→ **Supplied passage**

Start of Block

# Epoxy gorilla glue for wedge anchor



## wcord (Jan 23, 2011)

You drill the proper sized hole, they aren't coming out, period. No need for epoxy.


----------



## devilsadvocate2017 (10 mo ago)

wcord said:


> You drill the proper sized hole, they aren't coming out, period. No need for epoxy.


Good to know. I was told to use epoxy anchors by another contractor because "what if it spins" he said.


----------



## wcord (Jan 23, 2011)

If you want to use epoxy anchors, even though its more money, use Hilti. So far, I've never had one fail on me.
Just make sure you drill the proper sized hole and the anchor won't slip


----------



## drsparky (Nov 13, 2008)

Drill the holes deeper than length of the bolt. When it is time to move the rack in a few years, remove the nut, center punch the bolt down below the floor level. Then slide the rack out of place without having to lift it. Then patch the floor.


----------



## devilsadvocate2017 (10 mo ago)

drsparky said:


> Drill the holes deeper than length of the bolt. When it is time to move the rack in a few years, remove the nut, center punch the bolt down below the floor level. Then slide the rack out of place without having to lift it. Then patch the floor.


Well, I was only going to go down 2" and leave 1" out of the floor. Where's the rebar at? No idea if it's a 4" or 6" slab.


----------



## splatz (May 23, 2015)

Read the instructions and follow them to the letter and they are very strong. Don't use glue. 



drsparky said:


> Drill the holes deeper than length of the bolt. When it is time to move the rack in a few years, remove the nut, center punch the bolt down below the floor level. Then slide the rack out of place without having to lift it. Then patch the floor.


That's a good idea but be careful what you buy, some of the expansion anchors work with an overdrilled hole, some don't.


----------



## AndianaJones (5 mo ago)

If you are going to use epoxy then drill the hole and clean it out well, get the dust out. Insert the all-thread, not wedge anchors or sleaves.

End of Block

→ **Dataset records**
Start of Block

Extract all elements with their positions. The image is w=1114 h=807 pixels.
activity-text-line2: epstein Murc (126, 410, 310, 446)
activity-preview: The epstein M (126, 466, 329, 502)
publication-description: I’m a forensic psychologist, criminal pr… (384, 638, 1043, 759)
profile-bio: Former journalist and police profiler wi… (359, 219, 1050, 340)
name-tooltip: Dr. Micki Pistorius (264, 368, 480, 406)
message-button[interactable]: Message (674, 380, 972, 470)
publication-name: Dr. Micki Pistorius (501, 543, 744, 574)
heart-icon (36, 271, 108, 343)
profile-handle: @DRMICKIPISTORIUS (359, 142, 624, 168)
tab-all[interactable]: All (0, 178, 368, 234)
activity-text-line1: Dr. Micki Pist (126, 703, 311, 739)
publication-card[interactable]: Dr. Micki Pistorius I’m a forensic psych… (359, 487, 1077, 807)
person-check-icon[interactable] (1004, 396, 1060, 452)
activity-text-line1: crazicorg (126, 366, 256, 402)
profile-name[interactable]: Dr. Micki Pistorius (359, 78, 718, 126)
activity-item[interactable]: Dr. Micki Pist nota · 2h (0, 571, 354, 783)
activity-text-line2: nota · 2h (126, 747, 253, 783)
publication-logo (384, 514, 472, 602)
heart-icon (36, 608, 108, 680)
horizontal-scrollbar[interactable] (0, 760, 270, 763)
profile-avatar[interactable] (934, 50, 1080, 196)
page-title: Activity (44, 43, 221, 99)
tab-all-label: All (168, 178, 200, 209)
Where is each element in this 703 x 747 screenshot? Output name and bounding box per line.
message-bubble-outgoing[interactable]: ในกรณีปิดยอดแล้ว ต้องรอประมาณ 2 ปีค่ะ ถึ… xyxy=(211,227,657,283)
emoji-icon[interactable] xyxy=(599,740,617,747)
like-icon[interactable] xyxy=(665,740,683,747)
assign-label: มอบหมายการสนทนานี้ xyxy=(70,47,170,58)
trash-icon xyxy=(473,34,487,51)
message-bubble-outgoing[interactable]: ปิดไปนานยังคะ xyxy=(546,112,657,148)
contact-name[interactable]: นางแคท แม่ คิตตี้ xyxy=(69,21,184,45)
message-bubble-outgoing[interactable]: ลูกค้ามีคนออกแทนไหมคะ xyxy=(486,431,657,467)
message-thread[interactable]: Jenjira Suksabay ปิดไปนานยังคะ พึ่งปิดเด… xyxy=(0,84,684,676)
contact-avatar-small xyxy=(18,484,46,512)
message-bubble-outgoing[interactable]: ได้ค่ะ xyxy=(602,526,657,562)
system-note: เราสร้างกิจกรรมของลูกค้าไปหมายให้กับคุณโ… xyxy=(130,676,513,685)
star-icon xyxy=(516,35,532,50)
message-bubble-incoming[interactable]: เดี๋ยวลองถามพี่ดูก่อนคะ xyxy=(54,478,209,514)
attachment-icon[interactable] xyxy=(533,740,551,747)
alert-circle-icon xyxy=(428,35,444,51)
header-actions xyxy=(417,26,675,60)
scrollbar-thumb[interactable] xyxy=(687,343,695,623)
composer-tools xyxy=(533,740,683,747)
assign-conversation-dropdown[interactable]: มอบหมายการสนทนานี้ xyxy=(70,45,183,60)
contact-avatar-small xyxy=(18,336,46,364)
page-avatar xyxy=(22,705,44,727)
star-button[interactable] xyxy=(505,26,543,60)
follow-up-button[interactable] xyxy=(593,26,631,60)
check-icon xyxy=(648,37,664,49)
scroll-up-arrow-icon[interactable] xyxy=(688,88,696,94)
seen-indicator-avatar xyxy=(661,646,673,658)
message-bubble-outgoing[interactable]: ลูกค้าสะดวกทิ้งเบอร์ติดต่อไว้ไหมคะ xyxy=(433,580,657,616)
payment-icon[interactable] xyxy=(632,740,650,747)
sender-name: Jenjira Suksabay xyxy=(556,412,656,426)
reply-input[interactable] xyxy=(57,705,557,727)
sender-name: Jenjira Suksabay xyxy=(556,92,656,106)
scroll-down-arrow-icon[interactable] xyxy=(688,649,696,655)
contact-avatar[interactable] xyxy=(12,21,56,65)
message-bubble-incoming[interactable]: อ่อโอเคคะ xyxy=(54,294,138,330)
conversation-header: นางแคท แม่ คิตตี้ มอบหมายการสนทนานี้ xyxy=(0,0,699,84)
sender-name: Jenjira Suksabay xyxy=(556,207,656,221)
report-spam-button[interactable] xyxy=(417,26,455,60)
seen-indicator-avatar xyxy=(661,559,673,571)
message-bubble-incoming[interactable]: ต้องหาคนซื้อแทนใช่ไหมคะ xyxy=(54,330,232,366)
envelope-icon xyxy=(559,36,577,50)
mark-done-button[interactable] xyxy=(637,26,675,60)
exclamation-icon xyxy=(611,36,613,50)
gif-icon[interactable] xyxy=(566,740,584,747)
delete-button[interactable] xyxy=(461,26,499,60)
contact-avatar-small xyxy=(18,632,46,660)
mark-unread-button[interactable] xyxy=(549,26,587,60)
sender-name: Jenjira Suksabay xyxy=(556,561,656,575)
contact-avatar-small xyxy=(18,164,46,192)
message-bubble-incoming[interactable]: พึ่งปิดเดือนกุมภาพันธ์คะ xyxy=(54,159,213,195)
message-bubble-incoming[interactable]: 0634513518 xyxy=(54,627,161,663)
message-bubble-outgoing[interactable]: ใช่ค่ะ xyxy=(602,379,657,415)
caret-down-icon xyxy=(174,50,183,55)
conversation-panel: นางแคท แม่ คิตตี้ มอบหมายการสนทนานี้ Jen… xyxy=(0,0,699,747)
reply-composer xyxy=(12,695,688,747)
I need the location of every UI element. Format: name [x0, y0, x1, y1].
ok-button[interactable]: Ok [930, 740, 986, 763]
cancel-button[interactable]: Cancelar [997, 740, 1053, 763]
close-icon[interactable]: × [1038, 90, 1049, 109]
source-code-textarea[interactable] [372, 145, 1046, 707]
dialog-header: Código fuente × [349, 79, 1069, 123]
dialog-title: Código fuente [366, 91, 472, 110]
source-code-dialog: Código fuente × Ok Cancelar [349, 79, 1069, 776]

End of Block

→ **Your tasks**
**a.** Reproduce the wedge anchor thread from "Well, I was" to "(May 23, 2015)", switching "rebar" to "wire mesh".
**b.** Resume the forum thread about epoxy and wedge anchors from the point where it stops.

→ **Answers below**
**a.**
Well, I was only going to go down 2" and leave 1" out of the floor. Where's the wire mesh at? No idea if it's a 4" or 6" slab.


----------



## splatz (May 23, 2015)

**b.**
Let it set up then install the whatever and then washer and nut.

It could not be easier.

Andy.


----------



## CADPoint (Jul 5, 2007)

Age of the concrete should be is a big fact in your choice of product application here, 
IMO Old use drop in.

I'd start out with a fresh bit, tape the drill bite to correct desired depth, vacuum the hole, 
and send it to correct depth.

Wedge anchors only have two grasps, drop anchors usually have three sides, I just 
haven't had the same luck with wedge anchors, They always seem to bend on me, 
of course I'm not a carpenter either. I don't understand, the set tool sits inside the sleeve.
I have a very large 1" thread rod to hammer on that I'll use on the set pin, and it helps
keep the hammer away from the work.
I have used a wood block with a hole on rags for desired protection also. Be really for a
woop if you miss... 

Oh well to each their own!


----------



## devilsadvocate2017 (10 mo ago)

AndianaJones said:


> If you are going to use epoxy then drill the hole and clean it out well, get the dust out. Insert the all-thread, not wedge anchors or sleaves.
> 
> Let it set up then install the whatever and then washer and nut.
> 
> ...


I ain't buying any more fasteners. Bought sleeve anchors and assembled the rack to find it's not intended to be bolted down, only casters or wheels. I even asked the sales guy where to bolt it seeing they took down their display room because of covid, and offer only outdoor service and bring you your order. He said from the inside. Wrong. So, I called back yesterday but he's on holidays, talked to another sales guy who said "whoops, sorry you go wrong info". I told him to prepare for me to take it apart and ask for a refund. Customer won't pay for it because he specifically wants it bolted. There goes my whole quote and cost for the rack. Finally, a higher up calls me and says "Hey, we've got a plinth that goes with it" and gave it to me for free. But you can't use sleeve anchors with it. So, here I am.


----------



## wcord (Jan 23, 2011)

Put your anchors in each corner of the plinth and use a fender washer or some such item to clamp the plinth down


----------



## Slay301 (Apr 23, 2018)

AndianaJones said:


> If you are going to use epoxy then drill the hole and clean it out well, get the dust out. Insert the all-thread, not wedge anchors or sleaves.
> 
> Let it set up then install the whatever and then washer and nut.
> 
> ...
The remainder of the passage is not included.